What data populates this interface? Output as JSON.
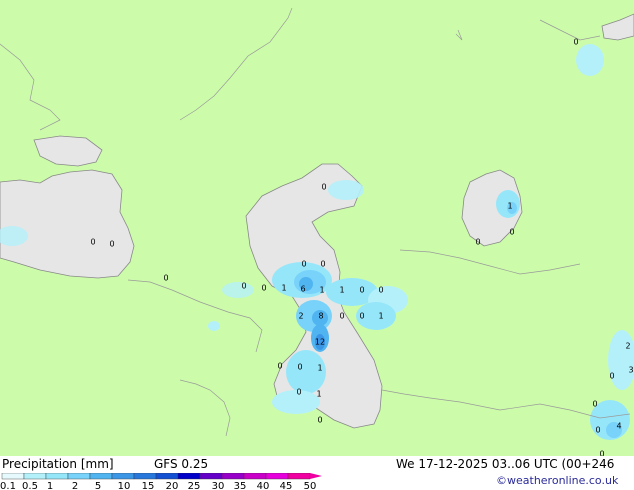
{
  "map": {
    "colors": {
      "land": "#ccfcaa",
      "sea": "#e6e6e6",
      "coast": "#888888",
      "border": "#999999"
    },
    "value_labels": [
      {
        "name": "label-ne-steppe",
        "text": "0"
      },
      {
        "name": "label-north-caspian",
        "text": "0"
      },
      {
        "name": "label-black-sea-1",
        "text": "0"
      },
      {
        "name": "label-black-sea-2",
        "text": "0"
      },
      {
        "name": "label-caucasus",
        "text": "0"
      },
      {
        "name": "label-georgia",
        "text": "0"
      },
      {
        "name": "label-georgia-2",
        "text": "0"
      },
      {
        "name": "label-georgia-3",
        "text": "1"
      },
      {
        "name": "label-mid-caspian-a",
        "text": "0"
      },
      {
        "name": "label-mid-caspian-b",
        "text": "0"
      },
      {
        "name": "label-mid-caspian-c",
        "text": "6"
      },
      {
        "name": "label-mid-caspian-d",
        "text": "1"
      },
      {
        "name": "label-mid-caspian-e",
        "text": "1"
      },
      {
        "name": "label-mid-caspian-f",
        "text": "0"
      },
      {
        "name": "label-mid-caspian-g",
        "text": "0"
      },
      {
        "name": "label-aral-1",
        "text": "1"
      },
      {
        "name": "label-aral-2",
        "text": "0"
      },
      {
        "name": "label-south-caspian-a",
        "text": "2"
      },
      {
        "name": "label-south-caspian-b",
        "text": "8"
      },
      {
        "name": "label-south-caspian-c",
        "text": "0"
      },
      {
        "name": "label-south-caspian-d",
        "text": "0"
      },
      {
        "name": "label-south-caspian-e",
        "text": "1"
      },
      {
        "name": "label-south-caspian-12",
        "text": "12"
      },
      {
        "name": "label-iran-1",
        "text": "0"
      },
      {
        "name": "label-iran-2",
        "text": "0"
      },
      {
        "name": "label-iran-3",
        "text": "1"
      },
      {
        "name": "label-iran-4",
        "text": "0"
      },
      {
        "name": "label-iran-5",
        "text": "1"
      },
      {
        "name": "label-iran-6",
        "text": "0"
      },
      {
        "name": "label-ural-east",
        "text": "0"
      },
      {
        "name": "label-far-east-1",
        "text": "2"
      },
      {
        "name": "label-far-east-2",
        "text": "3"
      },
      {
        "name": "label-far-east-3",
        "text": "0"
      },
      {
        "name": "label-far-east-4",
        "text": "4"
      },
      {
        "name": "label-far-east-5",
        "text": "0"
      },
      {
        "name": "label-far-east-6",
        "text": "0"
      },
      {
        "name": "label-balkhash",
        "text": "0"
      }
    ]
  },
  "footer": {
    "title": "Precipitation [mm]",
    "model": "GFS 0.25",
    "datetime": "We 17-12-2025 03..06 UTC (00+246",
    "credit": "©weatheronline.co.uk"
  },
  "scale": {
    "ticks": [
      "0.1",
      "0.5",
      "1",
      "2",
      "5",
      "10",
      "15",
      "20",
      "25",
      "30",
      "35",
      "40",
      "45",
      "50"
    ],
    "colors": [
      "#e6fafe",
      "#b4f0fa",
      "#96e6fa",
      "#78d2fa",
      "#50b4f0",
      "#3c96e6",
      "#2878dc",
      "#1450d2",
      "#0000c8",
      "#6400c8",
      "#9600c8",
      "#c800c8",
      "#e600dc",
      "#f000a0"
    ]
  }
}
......
*TASK DESCRIPTION:* Print the whole listing above once more, word for word, without its pictures.

*RESULT OF THIS EXERCISE:*
What data populates this interface? Output as JSON.
{
  "map": {
    "colors": {
      "land": "#ccfcaa",
      "sea": "#e6e6e6",
      "coast": "#888888",
      "border": "#999999"
    },
    "value_labels": [
      {
        "name": "label-ne-steppe",
        "text": "0"
      },
      {
        "name": "label-north-caspian",
        "text": "0"
      },
      {
        "name": "label-black-sea-1",
        "text": "0"
      },
      {
        "name": "label-black-sea-2",
        "text": "0"
      },
      {
        "name": "label-caucasus",
        "text": "0"
      },
      {
        "name": "label-georgia",
        "text": "0"
      },
      {
        "name": "label-georgia-2",
        "text": "0"
      },
      {
        "name": "label-georgia-3",
        "text": "1"
      },
      {
        "name": "label-mid-caspian-a",
        "text": "0"
      },
      {
        "name": "label-mid-caspian-b",
        "text": "0"
      },
      {
        "name": "label-mid-caspian-c",
        "text": "6"
      },
      {
        "name": "label-mid-caspian-d",
        "text": "1"
      },
      {
        "name": "label-mid-caspian-e",
        "text": "1"
      },
      {
        "name": "label-mid-caspian-f",
        "text": "0"
      },
      {
        "name": "label-mid-caspian-g",
        "text": "0"
      },
      {
        "name": "label-aral-1",
        "text": "1"
      },
      {
        "name": "label-aral-2",
        "text": "0"
      },
      {
        "name": "label-south-caspian-a",
        "text": "2"
      },
      {
        "name": "label-south-caspian-b",
        "text": "8"
      },
      {
        "name": "label-south-caspian-c",
        "text": "0"
      },
      {
        "name": "label-south-caspian-d",
        "text": "0"
      },
      {
        "name": "label-south-caspian-e",
        "text": "1"
      },
      {
        "name": "label-south-caspian-12",
        "text": "12"
      },
      {
        "name": "label-iran-1",
        "text": "0"
      },
      {
        "name": "label-iran-2",
        "text": "0"
      },
      {
        "name": "label-iran-3",
        "text": "1"
      },
      {
        "name": "label-iran-4",
        "text": "0"
      },
      {
        "name": "label-iran-5",
        "text": "1"
      },
      {
        "name": "label-iran-6",
        "text": "0"
      },
      {
        "name": "label-ural-east",
        "text": "0"
      },
      {
        "name": "label-far-east-1",
        "text": "2"
      },
      {
        "name": "label-far-east-2",
        "text": "3"
      },
      {
        "name": "label-far-east-3",
        "text": "0"
      },
      {
        "name": "label-far-east-4",
        "text": "4"
      },
      {
        "name": "label-far-east-5",
        "text": "0"
      },
      {
        "name": "label-far-east-6",
        "text": "0"
      },
      {
        "name": "label-balkhash",
        "text": "0"
      }
    ]
  },
  "footer": {
    "title": "Precipitation [mm]",
    "model": "GFS 0.25",
    "datetime": "We 17-12-2025 03..06 UTC (00+246",
    "credit": "©weatheronline.co.uk"
  },
  "scale": {
    "ticks": [
      "0.1",
      "0.5",
      "1",
      "2",
      "5",
      "10",
      "15",
      "20",
      "25",
      "30",
      "35",
      "40",
      "45",
      "50"
    ],
    "colors": [
      "#e6fafe",
      "#b4f0fa",
      "#96e6fa",
      "#78d2fa",
      "#50b4f0",
      "#3c96e6",
      "#2878dc",
      "#1450d2",
      "#0000c8",
      "#6400c8",
      "#9600c8",
      "#c800c8",
      "#e600dc",
      "#f000a0"
    ]
  }
}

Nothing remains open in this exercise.